PROBLEM TO SOLVE ▸
Repeat the entire listing exactly as written.

[Figure data in JSON]
----

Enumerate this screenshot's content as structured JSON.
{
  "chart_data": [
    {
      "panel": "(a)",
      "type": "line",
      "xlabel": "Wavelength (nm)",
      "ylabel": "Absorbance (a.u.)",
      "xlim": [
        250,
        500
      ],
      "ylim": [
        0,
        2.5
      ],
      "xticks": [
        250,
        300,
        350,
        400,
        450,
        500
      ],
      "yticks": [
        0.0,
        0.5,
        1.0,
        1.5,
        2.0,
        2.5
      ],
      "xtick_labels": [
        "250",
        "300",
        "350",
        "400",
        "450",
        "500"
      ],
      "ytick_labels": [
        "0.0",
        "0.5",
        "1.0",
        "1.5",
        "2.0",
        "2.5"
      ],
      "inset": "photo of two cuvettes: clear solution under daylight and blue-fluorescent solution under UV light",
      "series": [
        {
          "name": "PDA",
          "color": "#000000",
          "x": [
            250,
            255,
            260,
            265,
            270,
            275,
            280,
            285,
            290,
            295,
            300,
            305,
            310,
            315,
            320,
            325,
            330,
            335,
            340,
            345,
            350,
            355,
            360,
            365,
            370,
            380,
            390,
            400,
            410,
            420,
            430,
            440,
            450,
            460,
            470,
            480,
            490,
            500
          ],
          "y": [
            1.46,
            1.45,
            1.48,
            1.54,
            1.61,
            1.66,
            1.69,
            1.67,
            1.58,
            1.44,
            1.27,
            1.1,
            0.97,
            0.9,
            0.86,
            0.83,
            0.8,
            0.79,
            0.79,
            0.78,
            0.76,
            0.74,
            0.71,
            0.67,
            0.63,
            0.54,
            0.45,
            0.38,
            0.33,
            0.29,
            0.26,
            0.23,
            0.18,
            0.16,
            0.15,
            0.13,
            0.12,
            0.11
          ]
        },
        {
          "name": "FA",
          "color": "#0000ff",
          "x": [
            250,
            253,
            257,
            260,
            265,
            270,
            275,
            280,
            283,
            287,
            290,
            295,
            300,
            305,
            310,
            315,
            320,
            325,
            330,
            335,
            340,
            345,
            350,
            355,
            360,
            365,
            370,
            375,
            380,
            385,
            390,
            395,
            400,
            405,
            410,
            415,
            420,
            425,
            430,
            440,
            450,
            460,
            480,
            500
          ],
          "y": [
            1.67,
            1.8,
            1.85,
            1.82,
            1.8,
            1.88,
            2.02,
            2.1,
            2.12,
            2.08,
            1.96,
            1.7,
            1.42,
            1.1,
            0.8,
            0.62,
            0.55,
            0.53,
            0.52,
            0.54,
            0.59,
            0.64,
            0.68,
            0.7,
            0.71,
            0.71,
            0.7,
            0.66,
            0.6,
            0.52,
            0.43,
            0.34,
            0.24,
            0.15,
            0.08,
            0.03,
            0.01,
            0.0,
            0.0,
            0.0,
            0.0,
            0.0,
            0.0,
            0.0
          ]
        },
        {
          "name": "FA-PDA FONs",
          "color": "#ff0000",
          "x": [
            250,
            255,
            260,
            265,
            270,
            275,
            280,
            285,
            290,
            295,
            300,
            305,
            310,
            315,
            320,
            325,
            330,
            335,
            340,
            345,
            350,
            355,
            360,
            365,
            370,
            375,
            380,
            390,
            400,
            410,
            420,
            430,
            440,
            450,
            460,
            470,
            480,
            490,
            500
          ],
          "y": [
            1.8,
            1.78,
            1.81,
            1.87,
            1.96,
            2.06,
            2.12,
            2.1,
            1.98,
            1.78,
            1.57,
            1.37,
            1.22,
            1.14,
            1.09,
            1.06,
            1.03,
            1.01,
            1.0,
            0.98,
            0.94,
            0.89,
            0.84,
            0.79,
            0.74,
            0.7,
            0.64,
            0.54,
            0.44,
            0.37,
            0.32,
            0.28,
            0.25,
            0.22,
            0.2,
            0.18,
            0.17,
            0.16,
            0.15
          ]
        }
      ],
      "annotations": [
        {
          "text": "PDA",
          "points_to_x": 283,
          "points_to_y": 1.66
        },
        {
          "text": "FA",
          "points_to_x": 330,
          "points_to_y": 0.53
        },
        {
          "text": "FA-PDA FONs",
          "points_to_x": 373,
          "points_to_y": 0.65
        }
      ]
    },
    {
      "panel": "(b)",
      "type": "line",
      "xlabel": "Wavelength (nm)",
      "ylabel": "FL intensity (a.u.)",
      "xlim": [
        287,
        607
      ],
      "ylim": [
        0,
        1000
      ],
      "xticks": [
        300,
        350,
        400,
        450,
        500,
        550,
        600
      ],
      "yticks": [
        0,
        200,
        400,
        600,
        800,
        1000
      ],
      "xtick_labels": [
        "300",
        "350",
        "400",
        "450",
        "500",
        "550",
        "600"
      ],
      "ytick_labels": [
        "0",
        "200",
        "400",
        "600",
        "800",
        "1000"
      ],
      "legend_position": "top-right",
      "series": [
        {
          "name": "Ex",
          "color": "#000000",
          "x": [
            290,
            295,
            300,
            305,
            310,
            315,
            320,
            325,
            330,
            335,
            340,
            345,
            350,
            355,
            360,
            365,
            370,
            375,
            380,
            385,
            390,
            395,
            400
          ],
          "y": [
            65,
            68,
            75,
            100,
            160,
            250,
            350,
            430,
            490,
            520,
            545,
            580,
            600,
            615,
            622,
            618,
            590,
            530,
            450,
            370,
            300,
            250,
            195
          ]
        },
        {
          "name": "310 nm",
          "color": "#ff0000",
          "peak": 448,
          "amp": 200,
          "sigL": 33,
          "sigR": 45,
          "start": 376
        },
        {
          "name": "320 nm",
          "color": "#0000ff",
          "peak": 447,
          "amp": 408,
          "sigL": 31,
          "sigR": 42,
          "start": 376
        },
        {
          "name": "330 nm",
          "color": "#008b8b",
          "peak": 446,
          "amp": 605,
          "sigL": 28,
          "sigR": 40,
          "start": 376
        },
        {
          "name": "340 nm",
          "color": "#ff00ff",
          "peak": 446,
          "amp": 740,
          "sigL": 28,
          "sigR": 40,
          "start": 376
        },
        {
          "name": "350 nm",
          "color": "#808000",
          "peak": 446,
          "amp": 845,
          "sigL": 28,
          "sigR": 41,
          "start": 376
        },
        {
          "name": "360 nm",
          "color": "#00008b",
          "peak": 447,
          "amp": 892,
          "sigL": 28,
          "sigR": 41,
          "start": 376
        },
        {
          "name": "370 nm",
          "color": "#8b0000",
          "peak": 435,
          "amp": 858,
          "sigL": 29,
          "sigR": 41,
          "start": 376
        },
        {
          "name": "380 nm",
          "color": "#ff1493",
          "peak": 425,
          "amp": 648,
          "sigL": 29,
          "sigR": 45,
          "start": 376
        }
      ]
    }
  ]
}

----

WRITTEN REPLY ▸
Enumerate this screenshot's content as structured JSON.
{
  "chart_data": [
    {
      "panel": "(a)",
      "type": "line",
      "xlabel": "Wavelength (nm)",
      "ylabel": "Absorbance (a.u.)",
      "xlim": [
        250,
        500
      ],
      "ylim": [
        0,
        2.5
      ],
      "xticks": [
        250,
        300,
        350,
        400,
        450,
        500
      ],
      "yticks": [
        0.0,
        0.5,
        1.0,
        1.5,
        2.0,
        2.5
      ],
      "xtick_labels": [
        "250",
        "300",
        "350",
        "400",
        "450",
        "500"
      ],
      "ytick_labels": [
        "0.0",
        "0.5",
        "1.0",
        "1.5",
        "2.0",
        "2.5"
      ],
      "inset": "photo of two cuvettes: clear solution under daylight and blue-fluorescent solution under UV light",
      "series": [
        {
          "name": "PDA",
          "color": "#000000",
          "x": [
            250,
            255,
            260,
            265,
            270,
            275,
            280,
            285,
            290,
            295,
            300,
            305,
            310,
            315,
            320,
            325,
            330,
            335,
            340,
            345,
            350,
            355,
            360,
            365,
            370,
            380,
            390,
            400,
            410,
            420,
            430,
            440,
            450,
            460,
            470,
            480,
            490,
            500
          ],
          "y": [
            1.46,
            1.45,
            1.48,
            1.54,
            1.61,
            1.66,
            1.69,
            1.67,
            1.58,
            1.44,
            1.27,
            1.1,
            0.97,
            0.9,
            0.86,
            0.83,
            0.8,
            0.79,
            0.79,
            0.78,
            0.76,
            0.74,
            0.71,
            0.67,
            0.63,
            0.54,
            0.45,
            0.38,
            0.33,
            0.29,
            0.26,
            0.23,
            0.18,
            0.16,
            0.15,
            0.13,
            0.12,
            0.11
          ]
        },
        {
          "name": "FA",
          "color": "#0000ff",
          "x": [
            250,
            253,
            257,
            260,
            265,
            270,
            275,
            280,
            283,
            287,
            290,
            295,
            300,
            305,
            310,
            315,
            320,
            325,
            330,
            335,
            340,
            345,
            350,
            355,
            360,
            365,
            370,
            375,
            380,
            385,
            390,
            395,
            400,
            405,
            410,
            415,
            420,
            425,
            430,
            440,
            450,
            460,
            480,
            500
          ],
          "y": [
            1.67,
            1.8,
            1.85,
            1.82,
            1.8,
            1.88,
            2.02,
            2.1,
            2.12,
            2.08,
            1.96,
            1.7,
            1.42,
            1.1,
            0.8,
            0.62,
            0.55,
            0.53,
            0.52,
            0.54,
            0.59,
            0.64,
            0.68,
            0.7,
            0.71,
            0.71,
            0.7,
            0.66,
            0.6,
            0.52,
            0.43,
            0.34,
            0.24,
            0.15,
            0.08,
            0.03,
            0.01,
            0.0,
            0.0,
            0.0,
            0.0,
            0.0,
            0.0,
            0.0
          ]
        },
        {
          "name": "FA-PDA FONs",
          "color": "#ff0000",
          "x": [
            250,
            255,
            260,
            265,
            270,
            275,
            280,
            285,
            290,
            295,
            300,
            305,
            310,
            315,
            320,
            325,
            330,
            335,
            340,
            345,
            350,
            355,
            360,
            365,
            370,
            375,
            380,
            390,
            400,
            410,
            420,
            430,
            440,
            450,
            460,
            470,
            480,
            490,
            500
          ],
          "y": [
            1.8,
            1.78,
            1.81,
            1.87,
            1.96,
            2.06,
            2.12,
            2.1,
            1.98,
            1.78,
            1.57,
            1.37,
            1.22,
            1.14,
            1.09,
            1.06,
            1.03,
            1.01,
            1.0,
            0.98,
            0.94,
            0.89,
            0.84,
            0.79,
            0.74,
            0.7,
            0.64,
            0.54,
            0.44,
            0.37,
            0.32,
            0.28,
            0.25,
            0.22,
            0.2,
            0.18,
            0.17,
            0.16,
            0.15
          ]
        }
      ],
      "annotations": [
        {
          "text": "PDA",
          "points_to_x": 283,
          "points_to_y": 1.66
        },
        {
          "text": "FA",
          "points_to_x": 330,
          "points_to_y": 0.53
        },
        {
          "text": "FA-PDA FONs",
          "points_to_x": 373,
          "points_to_y": 0.65
        }
      ]
    },
    {
      "panel": "(b)",
      "type": "line",
      "xlabel": "Wavelength (nm)",
      "ylabel": "FL intensity (a.u.)",
      "xlim": [
        287,
        607
      ],
      "ylim": [
        0,
        1000
      ],
      "xticks": [
        300,
        350,
        400,
        450,
        500,
        550,
        600
      ],
      "yticks": [
        0,
        200,
        400,
        600,
        800,
        1000
      ],
      "xtick_labels": [
        "300",
        "350",
        "400",
        "450",
        "500",
        "550",
        "600"
      ],
      "ytick_labels": [
        "0",
        "200",
        "400",
        "600",
        "800",
        "1000"
      ],
      "legend_position": "top-right",
      "series": [
        {
          "name": "Ex",
          "color": "#000000",
          "x": [
            290,
            295,
            300,
            305,
            310,
            315,
            320,
            325,
            330,
            335,
            340,
            345,
            350,
            355,
            360,
            365,
            370,
            375,
            380,
            385,
            390,
            395,
            400
          ],
          "y": [
            65,
            68,
            75,
            100,
            160,
            250,
            350,
            430,
            490,
            520,
            545,
            580,
            600,
            615,
            622,
            618,
            590,
            530,
            450,
            370,
            300,
            250,
            195
          ]
        },
        {
          "name": "310 nm",
          "color": "#ff0000",
          "peak": 448,
          "amp": 200,
          "sigL": 33,
          "sigR": 45,
          "start": 376
        },
        {
          "name": "320 nm",
          "color": "#0000ff",
          "peak": 447,
          "amp": 408,
          "sigL": 31,
          "sigR": 42,
          "start": 376
        },
        {
          "name": "330 nm",
          "color": "#008b8b",
          "peak": 446,
          "amp": 605,
          "sigL": 28,
          "sigR": 40,
          "start": 376
        },
        {
          "name": "340 nm",
          "color": "#ff00ff",
          "peak": 446,
          "amp": 740,
          "sigL": 28,
          "sigR": 40,
          "start": 376
        },
        {
          "name": "350 nm",
          "color": "#808000",
          "peak": 446,
          "amp": 845,
          "sigL": 28,
          "sigR": 41,
          "start": 376
        },
        {
          "name": "360 nm",
          "color": "#00008b",
          "peak": 447,
          "amp": 892,
          "sigL": 28,
          "sigR": 41,
          "start": 376
        },
        {
          "name": "370 nm",
          "color": "#8b0000",
          "peak": 435,
          "amp": 858,
          "sigL": 29,
          "sigR": 41,
          "start": 376
        },
        {
          "name": "380 nm",
          "color": "#ff1493",
          "peak": 425,
          "amp": 648,
          "sigL": 29,
          "sigR": 45,
          "start": 376
        }
      ]
    }
  ]
}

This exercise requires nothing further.